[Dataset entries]
━━━━━━━━━━
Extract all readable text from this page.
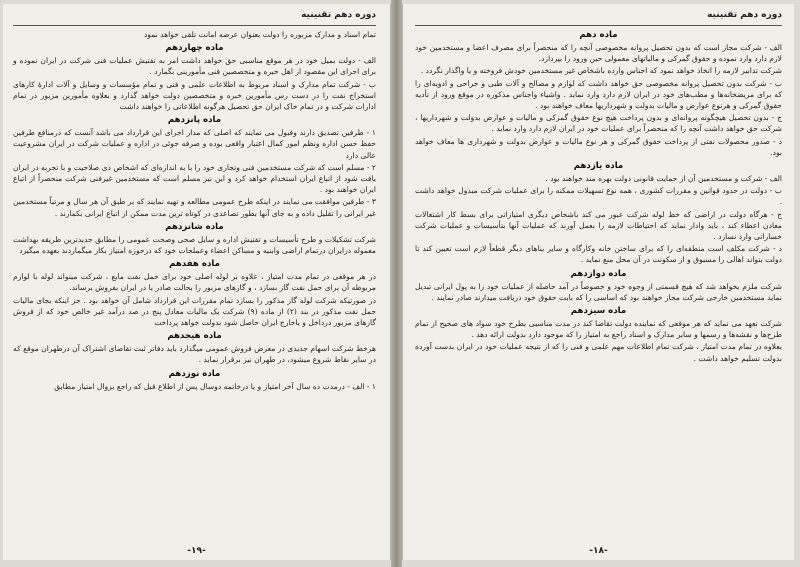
دوره دهم تقنینیه
تمام اسناد و مدارک مزبوره را دولت بعنوان عرضه امانت تلقی خواهد نمود
ماده چهاردهم
الف - دولت بمیل خود در هر موقع مناسبی حق خواهد داشت امر به تفتیش عملیات فنی شرکت در ایران نموده و برای اجرای این مقصود از اهل خبره و متخصصین فنی مأمورینی بگمارد .
ب - شرکت تمام مدارک و اسناد مربوط به اطلاعات علمی و فنی و تمام مؤسسات و وسایل و آلات ادارهٔ کارهای استخراج نفت را در دست رس مأمورین خبره و متخصصین دولت خواهد گذارد و بعلاوه مأمورین مزبور در تمام ادارات شرکت و در تمام خاک ایران حق تحصیل هرگونه اطلاعاتی را خواهند داشت
ماده پانزدهم
۱ - طرفین تصدیق دارند وقبول می نمایند که اصلی که مدار اجرای این قرارداد می باشد آنست که درمنافع طرفین حفظ حسن اداره ونظم امور کمال اعتبار واقعی بوده و صرفه جوئی در اداره و عملیات شرکت در ایران مشروعیت عالی دارد
۲ - مسلم است که شرکت مستخدمین فنی وتجاری خود را با به اندازه‌ای که اشخاص ذی صلاحیت و با تجربه در ایران یافت شود از اتباع ایران استخدام خواهد کرد و این نیز مسلم است که مستخدمین غیرفنی شرکت منحصراً از اتباع ایران خواهند بود .
۳ - طرفین موافقت می نمایند در اینکه طرح عمومی مطالعه و تهیه نمایند که بر طبق آن هر سال و مرتباً مستخدمین غیر ایرانی را تقلیل داده و به جای آنها بطور تصاعدی در کوتاه ترین مدت ممکن از اتباع ایرانی بکمارند .
ماده شانزدهم
شرکت تشکیلات و طرح تأسیسات و تفتیش اداره و سایل صحی وصحت عمومی را مطابق جدیدترین طریقه بهداشت معموله درایران درتمام اراضی وابنیه و مساکن اعضاء وعملجات خود که درحوزه امتیاز بکار میگماردند بعهده میگیرد
ماده هفدهم
در هر موقعی در تمام مدت امتیاز ، علاوه بر لوله اصلی خود برای حمل نفت مایع ، شرکت میتواند لوله با لوازم مربوطه آن برای حمل نفت گاز بسازد ، و گازهای مزبور را بحالت صادر یا در ایران بفروش برساند.
در صورتیکه شرکت لوله گاز مذکور را بسازد تمام مقررات این قرارداد شامل آن خواهد بود . جز اینکه بجای مالیات حمل نفت مذکور در بند (۲) از ماده (۹) شرکت یک مالیات معادل پنج در صد درآمد غیر خالص خود که از فروش گازهای مزبور درداخل و یاخارج ایران حاصل شود بدولت خواهد پرداخت
ماده هیجدهم
هرخط شرکت اسهام جدیدی در معرض فروش عمومی میگذارد باید دفاتر ثبت تقاضای اشتراک آن درطهران موقع که در سایر نقاط شروع میشود، در طهران نیز برقرار نماید .
ماده نوزدهم
۱ - الف - درمدت ده سال آخر امتیاز و یا درخاتمه دوسال پس از اطلاع قبل که راجع بزوال امتیاز مطابق
-۱۹-
دوره دهم تقنینیه
ماده دهم
الف - شرکت مجاز است که بدون تحصیل پروانه مخصوصی آنچه را که منحصراً برای مصرف اعضا و مستخدمین خود لازم دارد وارد نموده و حقوق گمرکی و مالیاتهای معمولی حین ورود را بپردازد.
شرکت تدابیر لازمه را اتخاذ خواهد نمود که اجناس وارده باشخاص غیر مستخدمین خودش فروخته و یا واگذار نگردد .
ب - شرکت بدون تحصیل پروانه مخصوصی حق خواهد داشت که لوازم و مصالح و آلات طبی و جراحی و ادویه‌ای را که برای مریضخانه‌ها و مطب‌های خود در ایران لازم دارد وارد نماید . واشیاء واجناس مذکوره در موقع ورود از تأدیه حقوق گمرکی و هرنوع عوارض و مالیات بدولت و شهرداریها معاف خواهند بود .
ج - بدون تحصیل هیچگونه پروانه‌ای و بدون پرداخت هیچ نوع حقوق گمرکی و مالیات و عوارض بدولت و شهرداریها ، شرکت حق خواهد داشت آنچه را که منحصراً برای عملیات خود در ایران لازم دارد وارد نماید .
د - صدور محصولات نفتی از پرداخت حقوق گمرکی و هر نوع مالیات و عوارض بدولت و شهرداری ها معاف خواهد بود.
ماده یازدهم
الف - شرکت و مستخدمین آن از حمایت قانونی دولت بهره مند خواهند بود .
ب - دولت در حدود قوانین و مقررات کشوری ، همه نوع تسهیلات ممکنه را برای عملیات شرکت مبذول خواهد داشت .
ج - هرگاه دولت در اراضی که خط لوله شرکت عبور می کند باشخاص دیگری امتیازاتی برای بسط کار اشتغالات معادن اعطاء کند ، باید وادار نماید که احتیاطات لازمه را بعمل آورند که عملیات آنها بتأسیسات و عملیات شرکت خساراتی وارد نسازد .
د - شرکت مکلف است منطقه‌ای را که برای ساختن خانه وکارگاه و سایر بناهای دیگر قطعاً لازم است تعیین کند تا دولت بتواند اهالی را مسبوق و از سکونت در آن محل منع نماید .
ماده دوازدهم
شرکت ملزم بخواهد شد که هیچ قسمتی از وجوه خود و خصوصاً در آمد حاصله از عملیات خود را به پول ایرانی تبدیل نماید مستخدمین خارجی شرکت مجاز خواهند بود که اساسی را که بابت حقوق خود دریافت میدارند صادر نمایند .
ماده سیزدهم
شرکت تعهد می نماید که هر موقعی که نماینده دولت تقاضا کند در مدت مناسبی بطرح خود سواد های صحیح از تمام طرح‌ها و نقشه‌ها و رسمها و سایر مدارک و اسناد راجع به امتیاز را که موجود دارد بدولت ارائه دهد .
بعلاوه در تمام مدت امتیاز ، شرکت تمام اطلاعات مهم علمی و فنی را که از نتیجه عملیات خود در ایران بدست آورده بدولت تسلیم خواهد داشت .
-۱۸-
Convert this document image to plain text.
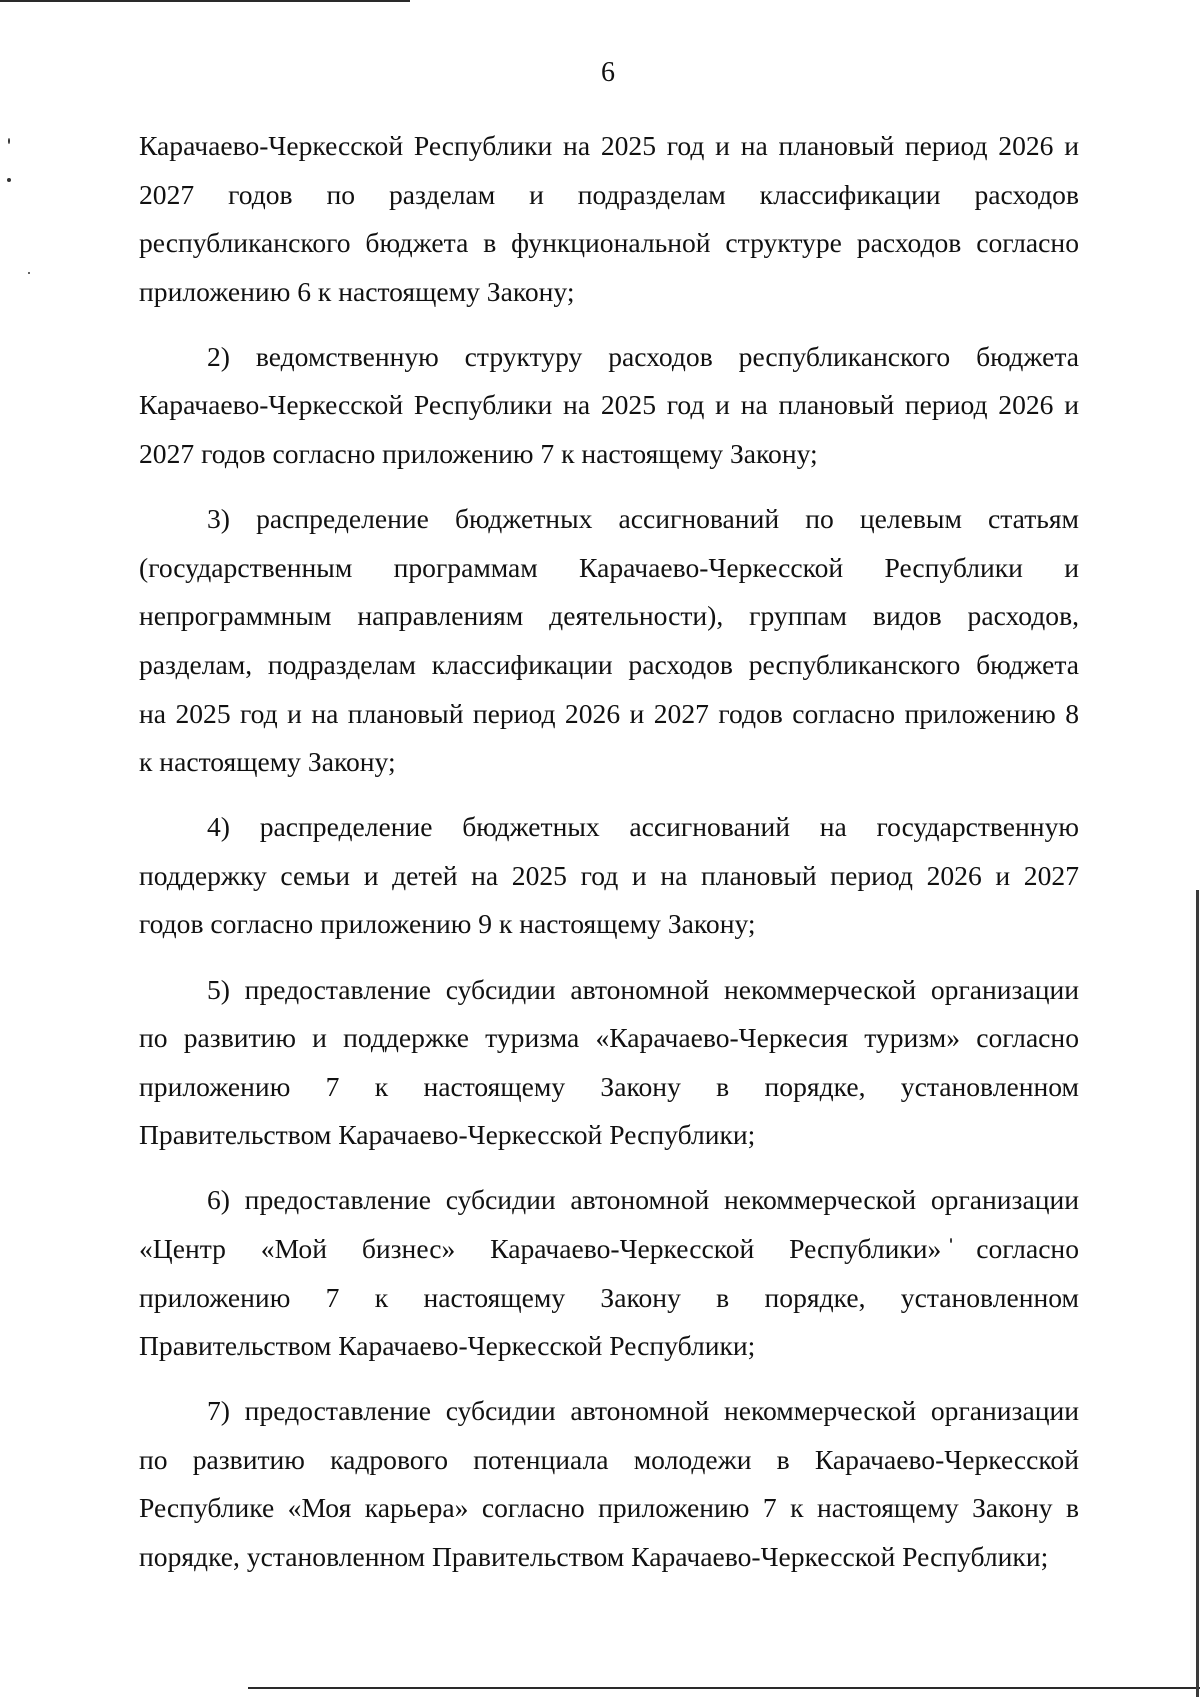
6
Карачаево-Черкесской Республики на 2025 год и на плановый период 2026 и
2027 годов по разделам и подразделам классификации расходов
республиканского бюджета в функциональной структуре расходов согласно
приложению 6 к настоящему Закону;
2) ведомственную структуру расходов республиканского бюджета
Карачаево-Черкесской Республики на 2025 год и на плановый период 2026 и
2027 годов согласно приложению 7 к настоящему Закону;
3) распределение бюджетных ассигнований по целевым статьям
(государственным программам Карачаево-Черкесской Республики и
непрограммным направлениям деятельности), группам видов расходов,
разделам, подразделам классификации расходов республиканского бюджета
на 2025 год и на плановый период 2026 и 2027 годов согласно приложению 8
к настоящему Закону;
4) распределение бюджетных ассигнований на государственную
поддержку семьи и детей на 2025 год и на плановый период 2026 и 2027
годов согласно приложению 9 к настоящему Закону;
5) предоставление субсидии автономной некоммерческой организации
по развитию и поддержке туризма «Карачаево-Черкесия туризм» согласно
приложению 7 к настоящему Закону в порядке, установленном
Правительством Карачаево-Черкесской Республики;
6) предоставление субсидии автономной некоммерческой организации
«Центр «Мой бизнес» Карачаево-Черкесской Республики» согласно
приложению 7 к настоящему Закону в порядке, установленном
Правительством Карачаево-Черкесской Республики;
7) предоставление субсидии автономной некоммерческой организации
по развитию кадрового потенциала молодежи в Карачаево-Черкесской
Республике «Моя карьера» согласно приложению 7 к настоящему Закону в
порядке, установленном Правительством Карачаево-Черкесской Республики;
━━━━━━━━━━
INSTRUCTIONS FOR THE TASK: From the entries above, pull out each line that includes "منحصرا".

REPLY:
۲ - مسلم است که شرکت مستخدمین فنی وتجاری خود را با به اندازه‌ای که اشخاص ذی صلاحیت و با تجربه در ایران یافت شود از اتباع ایران استخدام خواهد کرد و این نیز مسلم است که مستخدمین غیرفنی شرکت منحصراً از اتباع ایران خواهند بود .
الف - شرکت مجاز است که بدون تحصیل پروانه مخصوصی آنچه را که منحصراً برای مصرف اعضا و مستخدمین خود لازم دارد وارد نموده و حقوق گمرکی و مالیاتهای معمولی حین ورود را بپردازد.
ج - بدون تحصیل هیچگونه پروانه‌ای و بدون پرداخت هیچ نوع حقوق گمرکی و مالیات و عوارض بدولت و شهرداریها ، شرکت حق خواهد داشت آنچه را که منحصراً برای عملیات خود در ایران لازم دارد وارد نماید .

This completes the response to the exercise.